Begin PROVIDED INFORMATION

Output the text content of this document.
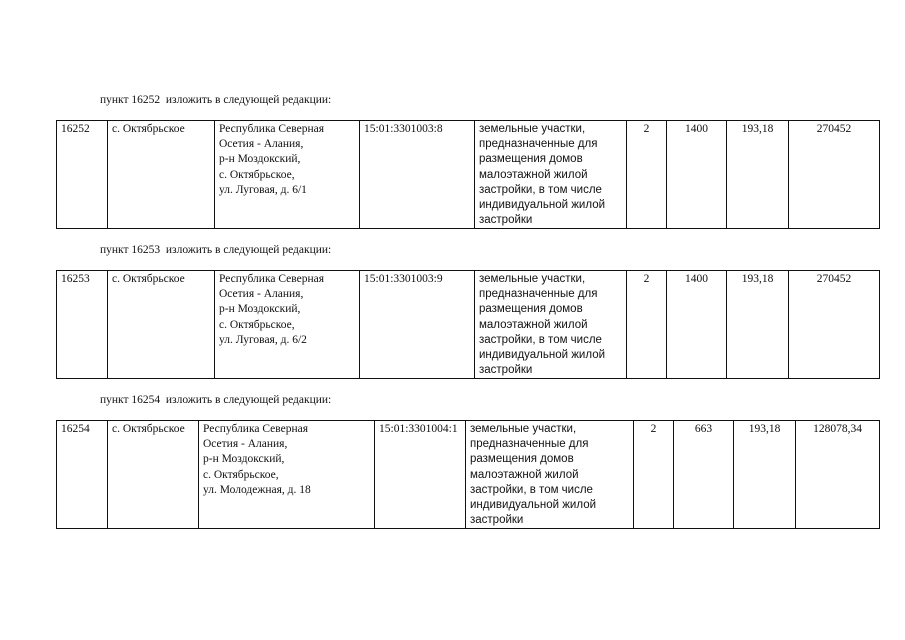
пункт 16252  изложить в следующей редакции:
16252	с. Октябрьское	Республика Северная
Осетия - Алания,
р-н Моздокский,
с. Октябрьское,
ул. Луговая, д. 6/1
	15:01:3301003:8	земельные участки,
предназначенные для
размещения домов
малоэтажной жилой
застройки, в том числе
индивидуальной жилой
застройки
	2	1400	193,18	270452
пункт 16253  изложить в следующей редакции:
16253	с. Октябрьское	Республика Северная
Осетия - Алания,
р-н Моздокский,
с. Октябрьское,
ул. Луговая, д. 6/2
	15:01:3301003:9	земельные участки,
предназначенные для
размещения домов
малоэтажной жилой
застройки, в том числе
индивидуальной жилой
застройки
	2	1400	193,18	270452
пункт 16254  изложить в следующей редакции:
16254	с. Октябрьское	Республика Северная
Осетия - Алания,
р-н Моздокский,
с. Октябрьское,
ул. Молодежная, д. 18
	15:01:3301004:1	земельные участки,
предназначенные для
размещения домов
малоэтажной жилой
застройки, в том числе
индивидуальной жилой
застройки
	2	663	193,18	128078,34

End PROVIDED INFORMATION

§ REQUIREMENTS
Report how many lines in the entries hold the string "земельные". Nothing but the number is wanted.

§ FULL RESPONSE
3